Your goal: Write out every line of the material below without changing anything, and leave the pictures out.

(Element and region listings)
==========

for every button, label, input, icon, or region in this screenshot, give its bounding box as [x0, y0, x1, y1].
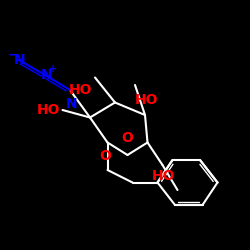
Text: O: O	[99, 148, 111, 162]
Text: N: N	[14, 53, 26, 67]
Text: N: N	[40, 68, 52, 82]
Text: HO: HO	[135, 92, 158, 106]
Text: O: O	[122, 131, 134, 145]
Text: HO: HO	[36, 103, 60, 117]
Text: −: −	[7, 48, 18, 62]
Text: N: N	[66, 98, 77, 112]
Text: +: +	[49, 64, 57, 74]
Text: HO: HO	[69, 82, 92, 96]
Text: HO: HO	[152, 168, 175, 182]
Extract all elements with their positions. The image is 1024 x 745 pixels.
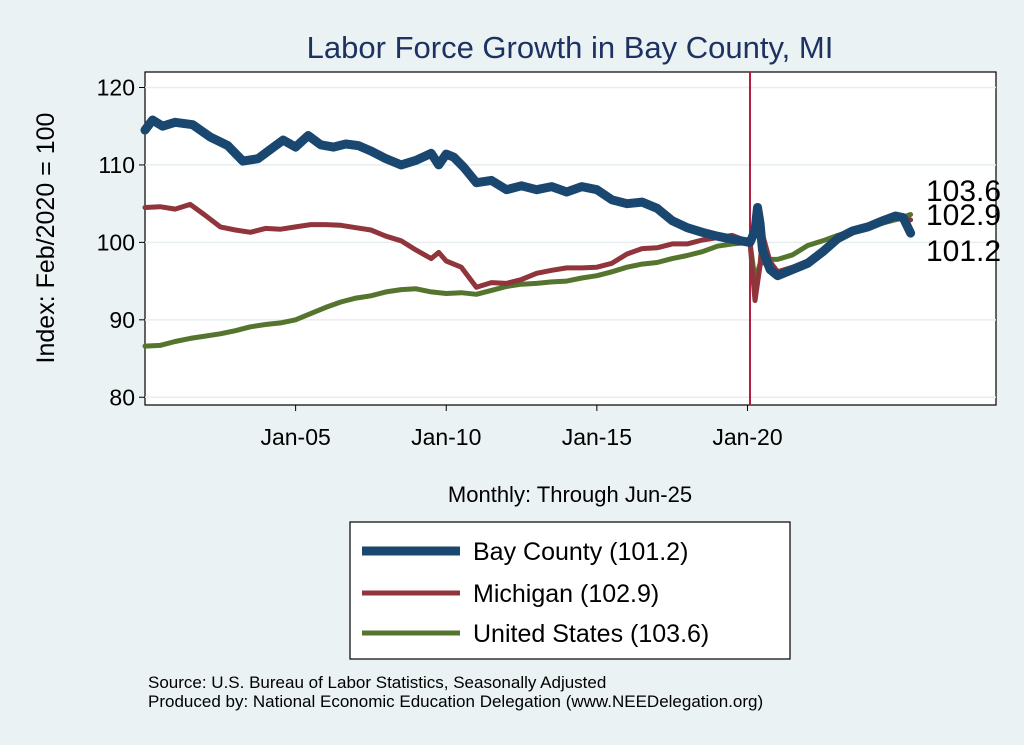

==========

Output for this task:
for every button, label, input, icon, or region in this screenshot, give its bounding box as [x0, y0, x1, y1].
Text: O: O	[99, 148, 111, 162]
Text: N: N	[14, 53, 26, 67]
Text: N: N	[40, 68, 52, 82]
Text: HO: HO	[135, 92, 158, 106]
Text: O: O	[122, 131, 134, 145]
Text: HO: HO	[36, 103, 60, 117]
Text: −: −	[7, 48, 18, 62]
Text: N: N	[66, 98, 77, 112]
Text: +: +	[49, 64, 57, 74]
Text: HO: HO	[69, 82, 92, 96]
Text: HO: HO	[152, 168, 175, 182]
Extract all elements with their positions. The image is 1024 x 745 pixels.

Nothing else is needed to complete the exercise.